#### SOURCE RECORDS
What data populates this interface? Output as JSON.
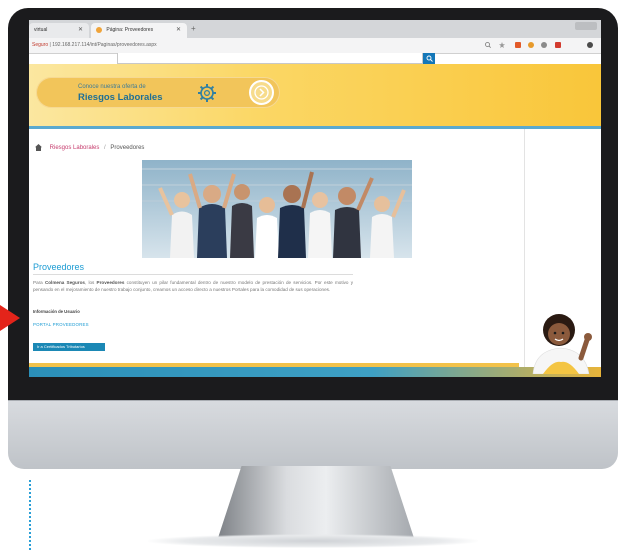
{
  "browser": {
    "tabs": [
      {
        "label": "virtual"
      },
      {
        "label": "Página: Proveedores"
      }
    ],
    "new_tab": "+",
    "address": {
      "security": "Seguro",
      "url": "192.168.217.114/int/Paginas/proveedores.aspx"
    },
    "colors": {
      "toolbar": "#f4f4f5",
      "tabbar": "#d4d6d9"
    }
  },
  "banner": {
    "line1": "Conoce nuestra oferta de",
    "line2": "Riesgos Laborales",
    "colors": {
      "from": "#fbe7a0",
      "to": "#f9c63a",
      "text": "#1f6f95"
    }
  },
  "breadcrumb": {
    "items": [
      "Riesgos Laborales",
      "Proveedores"
    ],
    "separator": "/"
  },
  "section": {
    "title": "Proveedores",
    "body_intro": "Para ",
    "company": "Colmena Seguros",
    "body_mid": ", los ",
    "providers_word": "Proveedores",
    "body_rest": " constituyen un pilar fundamental dentro de nuestro modelo de prestación de servicios. Por este motivo y pensando en el mejoramiento de nuestro trabajo conjunto, creamos un acceso directo a nuestros Portales para la comodidad de sus operaciones.",
    "small_label": "Información de Usuario",
    "portal_link": "PORTAL PROVEEDORES",
    "cert_button": "Ir a Certificados Tributarios"
  },
  "icons": {
    "home": "home-icon",
    "gear": "gear-icon",
    "arrow": "arrow-right-circle-icon",
    "search": "search-icon",
    "star": "star-icon"
  },
  "accent_colors": {
    "link": "#1b9bd3",
    "breadcrumb_link": "#c63c6d",
    "pointer": "#e4241a",
    "button": "#1b88b5"
  }
}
########
● EXERCISE TASK:
From the data above, copy each line where the string "Riesgos" appears.

● ANSWER FOR THIS EXERCISE:
    "line2": "Riesgos Laborales",
      "Riesgos Laborales",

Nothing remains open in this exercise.